---------- TEXT EXTRACT ----------

In re Marriage of Fennelly & Breckenfelder

Decision Date20 July 2007
Docket NumberNo. 05-1765.,05-1765.
Citation737 N.W.2d 97
PartiesIn re the MARRIAGE OF Michele Renee FENNELLY AND Ted Ernst BRECKENFELDER. Upon the Petition of Michele Renee Fennelly, Appellee, And Concerning Ted Ernst Breckenfelder, Appellant.
CourtIowa Supreme Court

Frank Steinbach III of McEnroe, Gotsdiner, Brewer, Burdette & Steinbach, P.C., West Des Moines, and Arthur Buzzell, Davenport, for appellant.

Lori L. Klockau and Chad A. Kepros of Bray & Klockau, P.L.C., Iowa City, for appellee.

STREIT, Justice.

What is equitable in a divorce is an endless source of debate. Michele Fennelly and Ted Breckenfelder divorced after nearly fifteen years of marriage. They have two children. The district court gave Michele primary physical care of the children and Ted liberal visitation. The district court equally divided all of their property except property the parties brought to the marriage.

---------- EXERCISE INPUT ----------

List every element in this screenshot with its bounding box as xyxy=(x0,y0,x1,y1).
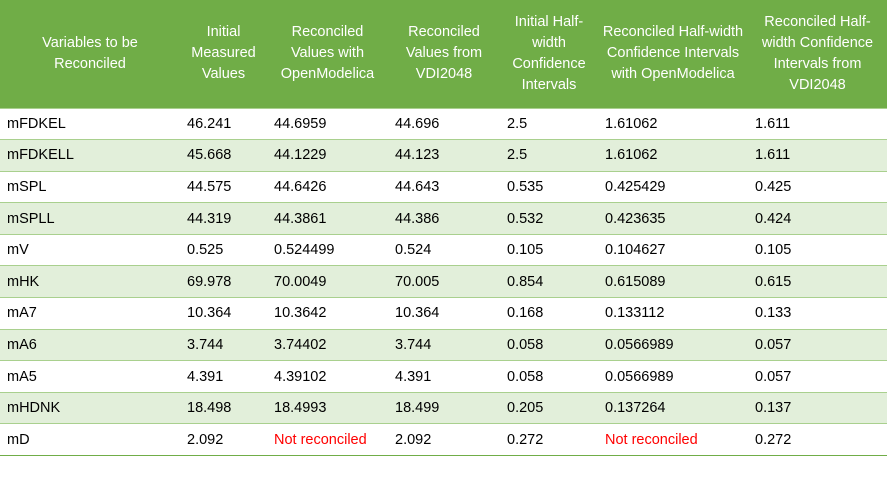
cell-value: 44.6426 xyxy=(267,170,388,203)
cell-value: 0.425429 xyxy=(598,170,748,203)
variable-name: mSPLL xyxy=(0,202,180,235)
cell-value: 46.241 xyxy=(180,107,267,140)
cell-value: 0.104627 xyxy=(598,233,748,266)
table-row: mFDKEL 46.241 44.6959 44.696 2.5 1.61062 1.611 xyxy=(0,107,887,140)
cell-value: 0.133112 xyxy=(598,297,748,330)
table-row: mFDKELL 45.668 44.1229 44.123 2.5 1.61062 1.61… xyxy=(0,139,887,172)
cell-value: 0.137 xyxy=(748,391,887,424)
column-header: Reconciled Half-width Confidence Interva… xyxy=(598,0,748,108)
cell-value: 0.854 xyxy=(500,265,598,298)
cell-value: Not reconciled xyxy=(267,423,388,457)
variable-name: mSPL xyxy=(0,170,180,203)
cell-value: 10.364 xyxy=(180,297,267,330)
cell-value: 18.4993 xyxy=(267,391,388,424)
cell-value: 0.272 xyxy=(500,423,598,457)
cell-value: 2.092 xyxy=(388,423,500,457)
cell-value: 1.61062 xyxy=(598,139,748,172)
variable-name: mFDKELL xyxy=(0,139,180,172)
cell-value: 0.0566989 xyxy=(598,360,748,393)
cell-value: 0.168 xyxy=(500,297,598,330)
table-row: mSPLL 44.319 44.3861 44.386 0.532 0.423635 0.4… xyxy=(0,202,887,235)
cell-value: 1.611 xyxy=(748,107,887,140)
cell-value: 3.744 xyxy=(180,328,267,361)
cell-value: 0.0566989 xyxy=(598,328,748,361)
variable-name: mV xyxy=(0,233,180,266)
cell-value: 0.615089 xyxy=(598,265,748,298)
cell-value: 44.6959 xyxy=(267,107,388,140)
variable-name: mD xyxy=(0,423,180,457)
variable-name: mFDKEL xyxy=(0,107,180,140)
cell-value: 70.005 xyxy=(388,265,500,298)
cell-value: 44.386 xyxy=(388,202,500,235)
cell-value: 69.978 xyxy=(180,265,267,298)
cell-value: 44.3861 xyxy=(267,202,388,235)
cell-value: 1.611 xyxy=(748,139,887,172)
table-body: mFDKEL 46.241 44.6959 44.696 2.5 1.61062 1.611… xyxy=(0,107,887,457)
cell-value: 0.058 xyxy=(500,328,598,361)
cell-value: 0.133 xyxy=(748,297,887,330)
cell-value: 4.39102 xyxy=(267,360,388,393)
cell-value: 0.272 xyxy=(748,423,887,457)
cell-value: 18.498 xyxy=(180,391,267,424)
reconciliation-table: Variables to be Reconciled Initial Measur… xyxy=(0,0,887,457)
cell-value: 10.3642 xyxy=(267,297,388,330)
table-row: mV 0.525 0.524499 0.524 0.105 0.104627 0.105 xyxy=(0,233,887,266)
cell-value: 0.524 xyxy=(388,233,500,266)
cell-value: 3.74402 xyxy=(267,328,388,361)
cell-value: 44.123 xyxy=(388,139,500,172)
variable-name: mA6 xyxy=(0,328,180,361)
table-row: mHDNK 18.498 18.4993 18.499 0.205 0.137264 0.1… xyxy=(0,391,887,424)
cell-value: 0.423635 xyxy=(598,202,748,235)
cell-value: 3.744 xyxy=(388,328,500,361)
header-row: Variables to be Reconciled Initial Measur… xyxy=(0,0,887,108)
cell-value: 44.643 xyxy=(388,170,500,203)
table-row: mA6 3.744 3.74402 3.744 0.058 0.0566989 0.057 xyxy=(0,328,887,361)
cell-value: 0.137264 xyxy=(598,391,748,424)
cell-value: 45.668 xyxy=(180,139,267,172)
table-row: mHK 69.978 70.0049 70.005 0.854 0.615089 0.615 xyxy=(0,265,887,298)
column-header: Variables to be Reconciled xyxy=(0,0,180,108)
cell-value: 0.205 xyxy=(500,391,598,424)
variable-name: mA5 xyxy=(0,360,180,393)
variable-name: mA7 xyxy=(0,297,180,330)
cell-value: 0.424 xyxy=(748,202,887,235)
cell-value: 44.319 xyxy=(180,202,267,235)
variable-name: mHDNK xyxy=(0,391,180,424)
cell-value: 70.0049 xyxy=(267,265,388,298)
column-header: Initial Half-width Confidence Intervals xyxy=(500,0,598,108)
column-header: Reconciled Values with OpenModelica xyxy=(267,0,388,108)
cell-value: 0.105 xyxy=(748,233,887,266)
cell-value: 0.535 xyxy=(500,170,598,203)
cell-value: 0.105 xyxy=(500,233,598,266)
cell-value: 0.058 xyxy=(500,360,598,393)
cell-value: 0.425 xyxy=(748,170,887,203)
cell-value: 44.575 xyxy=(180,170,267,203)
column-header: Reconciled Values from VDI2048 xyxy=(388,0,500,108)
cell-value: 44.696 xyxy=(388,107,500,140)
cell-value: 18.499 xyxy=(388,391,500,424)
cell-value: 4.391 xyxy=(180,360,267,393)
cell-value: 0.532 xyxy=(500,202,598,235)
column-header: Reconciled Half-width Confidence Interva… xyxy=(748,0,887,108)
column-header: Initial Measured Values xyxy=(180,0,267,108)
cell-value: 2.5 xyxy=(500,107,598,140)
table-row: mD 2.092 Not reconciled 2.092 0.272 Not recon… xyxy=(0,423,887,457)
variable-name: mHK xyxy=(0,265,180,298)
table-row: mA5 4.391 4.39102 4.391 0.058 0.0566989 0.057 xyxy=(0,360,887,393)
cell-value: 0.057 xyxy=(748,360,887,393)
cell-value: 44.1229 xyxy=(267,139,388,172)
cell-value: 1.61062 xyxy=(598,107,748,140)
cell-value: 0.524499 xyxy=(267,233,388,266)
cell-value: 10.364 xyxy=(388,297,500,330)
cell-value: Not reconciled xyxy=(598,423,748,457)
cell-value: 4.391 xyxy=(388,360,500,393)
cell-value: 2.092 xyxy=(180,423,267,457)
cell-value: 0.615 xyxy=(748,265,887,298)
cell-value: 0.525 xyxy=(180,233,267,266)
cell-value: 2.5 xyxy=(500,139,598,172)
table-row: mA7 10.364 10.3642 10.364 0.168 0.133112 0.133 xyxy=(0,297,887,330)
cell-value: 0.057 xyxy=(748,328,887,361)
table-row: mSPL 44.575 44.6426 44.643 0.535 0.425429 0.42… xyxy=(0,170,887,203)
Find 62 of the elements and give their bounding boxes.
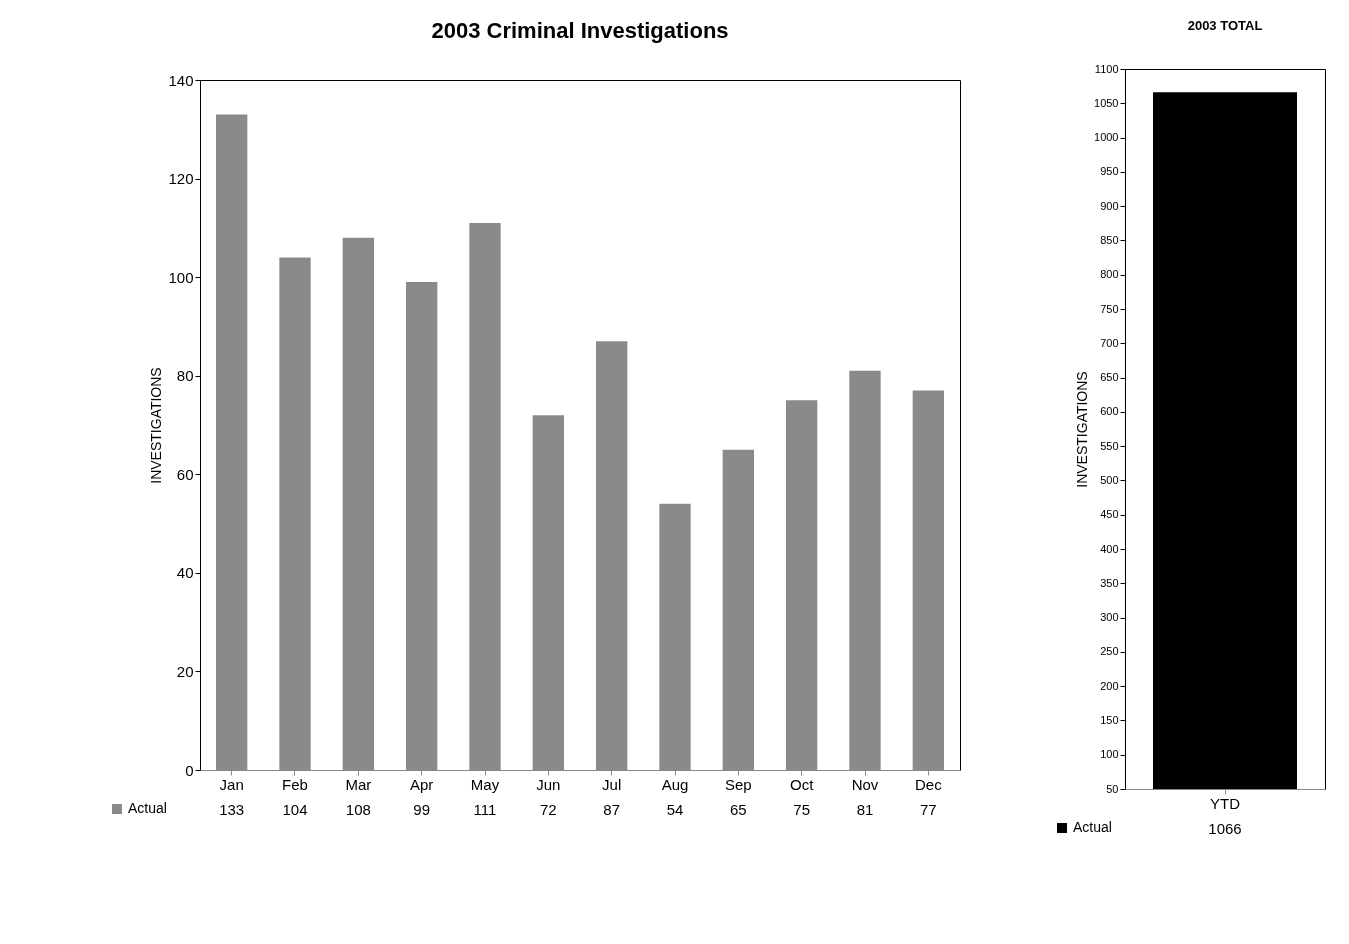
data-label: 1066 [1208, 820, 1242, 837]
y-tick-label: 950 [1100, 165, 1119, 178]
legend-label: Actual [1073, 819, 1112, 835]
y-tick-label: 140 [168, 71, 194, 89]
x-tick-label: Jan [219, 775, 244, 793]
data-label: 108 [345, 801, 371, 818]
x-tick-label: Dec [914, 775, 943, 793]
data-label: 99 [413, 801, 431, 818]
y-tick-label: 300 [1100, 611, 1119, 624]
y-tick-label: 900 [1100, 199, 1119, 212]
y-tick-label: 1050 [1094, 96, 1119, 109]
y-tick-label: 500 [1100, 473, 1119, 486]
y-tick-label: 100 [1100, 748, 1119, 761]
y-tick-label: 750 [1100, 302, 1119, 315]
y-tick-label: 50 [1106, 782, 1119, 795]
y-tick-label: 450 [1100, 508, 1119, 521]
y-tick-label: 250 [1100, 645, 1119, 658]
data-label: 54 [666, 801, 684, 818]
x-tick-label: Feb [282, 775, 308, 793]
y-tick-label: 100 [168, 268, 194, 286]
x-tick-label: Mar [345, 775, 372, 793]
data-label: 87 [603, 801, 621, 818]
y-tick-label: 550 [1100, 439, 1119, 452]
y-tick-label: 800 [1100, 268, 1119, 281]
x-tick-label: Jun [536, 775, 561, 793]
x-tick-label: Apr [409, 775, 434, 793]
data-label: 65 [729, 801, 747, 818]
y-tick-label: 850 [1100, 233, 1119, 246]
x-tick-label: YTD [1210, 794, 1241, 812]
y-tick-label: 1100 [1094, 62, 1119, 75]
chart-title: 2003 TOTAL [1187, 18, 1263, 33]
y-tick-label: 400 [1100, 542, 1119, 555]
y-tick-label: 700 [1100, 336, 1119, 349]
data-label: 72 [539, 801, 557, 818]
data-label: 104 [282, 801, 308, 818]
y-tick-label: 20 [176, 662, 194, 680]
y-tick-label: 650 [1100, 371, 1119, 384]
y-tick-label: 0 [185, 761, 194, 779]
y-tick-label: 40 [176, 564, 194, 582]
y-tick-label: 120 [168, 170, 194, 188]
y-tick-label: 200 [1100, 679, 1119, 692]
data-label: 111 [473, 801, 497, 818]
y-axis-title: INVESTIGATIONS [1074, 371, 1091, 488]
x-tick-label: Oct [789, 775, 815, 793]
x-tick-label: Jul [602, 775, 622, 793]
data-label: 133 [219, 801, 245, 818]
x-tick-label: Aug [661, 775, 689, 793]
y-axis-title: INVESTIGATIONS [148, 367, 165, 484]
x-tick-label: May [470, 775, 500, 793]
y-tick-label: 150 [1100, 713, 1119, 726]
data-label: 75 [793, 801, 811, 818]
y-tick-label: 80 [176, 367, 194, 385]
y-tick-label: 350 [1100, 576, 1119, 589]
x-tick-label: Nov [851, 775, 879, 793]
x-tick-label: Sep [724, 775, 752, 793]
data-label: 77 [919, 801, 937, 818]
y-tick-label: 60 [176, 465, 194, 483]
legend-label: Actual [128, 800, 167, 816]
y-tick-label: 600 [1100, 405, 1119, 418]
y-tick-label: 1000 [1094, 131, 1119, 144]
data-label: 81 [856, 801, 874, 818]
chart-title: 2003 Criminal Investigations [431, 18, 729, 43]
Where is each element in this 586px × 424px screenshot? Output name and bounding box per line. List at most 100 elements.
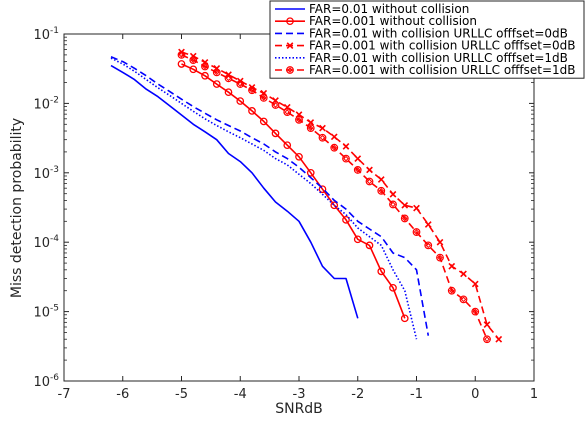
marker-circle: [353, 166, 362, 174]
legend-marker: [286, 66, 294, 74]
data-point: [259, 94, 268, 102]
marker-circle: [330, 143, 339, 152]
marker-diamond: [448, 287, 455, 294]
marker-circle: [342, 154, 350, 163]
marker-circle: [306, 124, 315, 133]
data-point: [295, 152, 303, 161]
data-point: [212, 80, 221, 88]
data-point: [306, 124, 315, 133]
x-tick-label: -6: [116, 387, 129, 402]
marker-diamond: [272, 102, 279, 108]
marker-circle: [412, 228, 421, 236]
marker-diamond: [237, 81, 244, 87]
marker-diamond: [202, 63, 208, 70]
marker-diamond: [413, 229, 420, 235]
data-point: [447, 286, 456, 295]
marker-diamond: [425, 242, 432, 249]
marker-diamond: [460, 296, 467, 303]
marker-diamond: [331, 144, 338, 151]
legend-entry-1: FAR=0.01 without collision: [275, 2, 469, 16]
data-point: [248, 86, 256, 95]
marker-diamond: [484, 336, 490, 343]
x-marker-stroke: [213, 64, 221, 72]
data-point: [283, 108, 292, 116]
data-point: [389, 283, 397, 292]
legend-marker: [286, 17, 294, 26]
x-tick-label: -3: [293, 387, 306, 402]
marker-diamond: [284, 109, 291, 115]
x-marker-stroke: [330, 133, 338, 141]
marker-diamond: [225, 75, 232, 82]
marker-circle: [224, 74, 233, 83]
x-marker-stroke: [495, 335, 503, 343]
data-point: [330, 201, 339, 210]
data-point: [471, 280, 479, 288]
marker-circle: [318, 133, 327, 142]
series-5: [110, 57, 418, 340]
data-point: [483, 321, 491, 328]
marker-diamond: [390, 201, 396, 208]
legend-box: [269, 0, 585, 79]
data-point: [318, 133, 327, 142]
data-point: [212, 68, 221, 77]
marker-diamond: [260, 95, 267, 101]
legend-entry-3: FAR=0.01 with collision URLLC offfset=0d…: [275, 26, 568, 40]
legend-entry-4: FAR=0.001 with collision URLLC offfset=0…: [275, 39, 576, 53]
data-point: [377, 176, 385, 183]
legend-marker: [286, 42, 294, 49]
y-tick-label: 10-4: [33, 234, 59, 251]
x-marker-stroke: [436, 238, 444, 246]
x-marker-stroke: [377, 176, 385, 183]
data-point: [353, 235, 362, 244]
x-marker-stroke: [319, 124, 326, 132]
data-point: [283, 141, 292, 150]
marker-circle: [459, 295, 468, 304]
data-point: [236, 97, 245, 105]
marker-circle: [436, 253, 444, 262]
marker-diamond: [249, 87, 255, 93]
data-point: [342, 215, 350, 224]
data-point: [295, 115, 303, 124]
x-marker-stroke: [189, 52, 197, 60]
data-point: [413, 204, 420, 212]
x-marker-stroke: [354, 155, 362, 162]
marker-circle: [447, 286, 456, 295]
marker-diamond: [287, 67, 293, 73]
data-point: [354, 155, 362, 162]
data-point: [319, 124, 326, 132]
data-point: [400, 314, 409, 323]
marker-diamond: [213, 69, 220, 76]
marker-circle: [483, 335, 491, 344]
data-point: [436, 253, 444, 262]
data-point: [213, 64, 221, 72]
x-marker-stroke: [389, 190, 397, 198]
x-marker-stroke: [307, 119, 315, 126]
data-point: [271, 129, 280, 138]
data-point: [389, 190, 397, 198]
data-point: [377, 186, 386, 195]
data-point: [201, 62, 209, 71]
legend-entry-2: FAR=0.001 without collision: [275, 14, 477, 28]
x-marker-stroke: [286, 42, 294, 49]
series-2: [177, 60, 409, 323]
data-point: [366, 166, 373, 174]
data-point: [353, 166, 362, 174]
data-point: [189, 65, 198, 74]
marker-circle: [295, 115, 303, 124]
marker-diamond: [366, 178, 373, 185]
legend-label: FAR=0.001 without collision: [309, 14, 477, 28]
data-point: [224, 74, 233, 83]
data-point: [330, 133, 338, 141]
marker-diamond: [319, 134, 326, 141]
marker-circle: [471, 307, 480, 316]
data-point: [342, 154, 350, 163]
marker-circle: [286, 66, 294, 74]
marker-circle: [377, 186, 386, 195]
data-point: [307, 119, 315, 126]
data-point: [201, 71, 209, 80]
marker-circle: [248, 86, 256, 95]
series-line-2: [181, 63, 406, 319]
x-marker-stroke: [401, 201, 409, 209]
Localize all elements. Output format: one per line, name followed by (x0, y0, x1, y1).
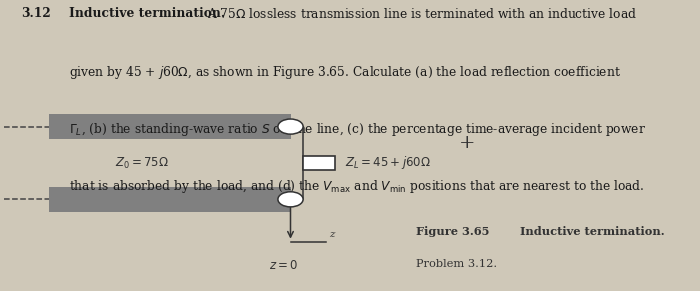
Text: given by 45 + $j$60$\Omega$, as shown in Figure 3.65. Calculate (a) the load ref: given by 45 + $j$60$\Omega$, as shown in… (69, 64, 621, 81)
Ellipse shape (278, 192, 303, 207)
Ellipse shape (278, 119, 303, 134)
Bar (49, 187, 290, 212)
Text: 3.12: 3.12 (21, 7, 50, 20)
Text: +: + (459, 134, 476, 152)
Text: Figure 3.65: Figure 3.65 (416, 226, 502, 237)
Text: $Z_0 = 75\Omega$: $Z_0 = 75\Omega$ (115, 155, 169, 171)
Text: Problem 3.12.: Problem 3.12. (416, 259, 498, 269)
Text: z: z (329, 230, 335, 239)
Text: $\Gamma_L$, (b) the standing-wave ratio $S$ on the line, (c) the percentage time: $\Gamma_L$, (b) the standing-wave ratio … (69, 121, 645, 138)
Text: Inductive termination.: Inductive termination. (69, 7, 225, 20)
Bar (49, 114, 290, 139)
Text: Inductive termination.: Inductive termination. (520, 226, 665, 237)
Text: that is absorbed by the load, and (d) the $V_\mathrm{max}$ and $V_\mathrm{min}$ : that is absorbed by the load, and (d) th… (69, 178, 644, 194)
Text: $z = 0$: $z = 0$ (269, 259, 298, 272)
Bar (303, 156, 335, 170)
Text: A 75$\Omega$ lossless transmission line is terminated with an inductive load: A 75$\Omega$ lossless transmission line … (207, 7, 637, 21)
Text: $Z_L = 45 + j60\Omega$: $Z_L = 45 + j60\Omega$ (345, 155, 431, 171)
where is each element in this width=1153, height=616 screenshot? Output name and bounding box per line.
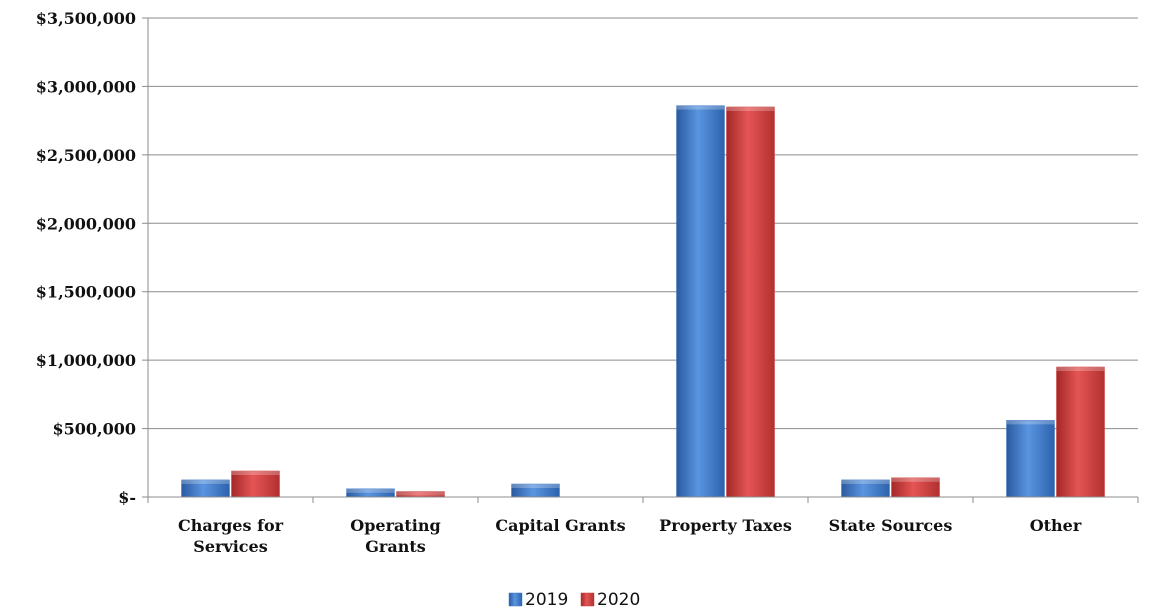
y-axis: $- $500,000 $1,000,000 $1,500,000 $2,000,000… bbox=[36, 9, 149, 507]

----------

# GOALS
a. Reproduce the entries between the line holding "marker-circle: [353, 166, 362, 174]" and the line holding "data-point: [306, 124, 315, 133]", inclusive.
b. Carry on the court opinion about the Fennelly and Breckenfelder divorce from its final sentence.
The court opinion and the entries have no connection to each other.

# PER-TASK OUTPUTS
a.
marker-circle: [353, 166, 362, 174]
legend-marker: [286, 66, 294, 74]
data-point: [259, 94, 268, 102]
marker-circle: [330, 143, 339, 152]
marker-diamond: [448, 287, 455, 294]
marker-circle: [342, 154, 350, 163]
marker-circle: [306, 124, 315, 133]
data-point: [295, 152, 303, 161]
data-point: [212, 80, 221, 88]
data-point: [306, 124, 315, 133]

b.
Ted argues he should have been awarded primary physical care or at least joint physical care of the children. Ted also complains of the district court's disparate treatment of their premarital property. Michele kept her premarital property which had significantly appreciated whereas Ted merely got the premarital value of his property. Because Michele is a competent and loving caretaker and both parties testified against joint physical care, we affirm the district court's award of primary physical care to Michele. We reverse the district court's property division because we find it equitable to equally divide the appreciation of all of the parties' premarital assets. However, because Ted dissipated marital assets through unexplained cash advances on his credit cards, we set aside $22,000 of debt for him. After setting aside the value of their premarital property at the time of the marriage and the $22,000 in cash advances, we order the parties' remaining assets and debts to be divided equally. We vacate the decision of the court of appeals. We remand to the district court so it may modify the decree in accordance with this decision.

I. Facts and Prior Proceedings

Michele and Ted were married in December 1990. At the time of the marriage, Michele had obtained a bachelor's degree in management information systems and Ted had obtained a bachelor's degree in finance and a law degree. Michele was a systems engineer at IBM and Ted practiced law at a Moline law firm.

Both parties owned assets at the time of the marriage. Ted owned an encumbered home located on Fairview Drive in Bettendorf, Iowa. Michelle owned IBM stock and an IBM tax deferred savings plan (TDSP).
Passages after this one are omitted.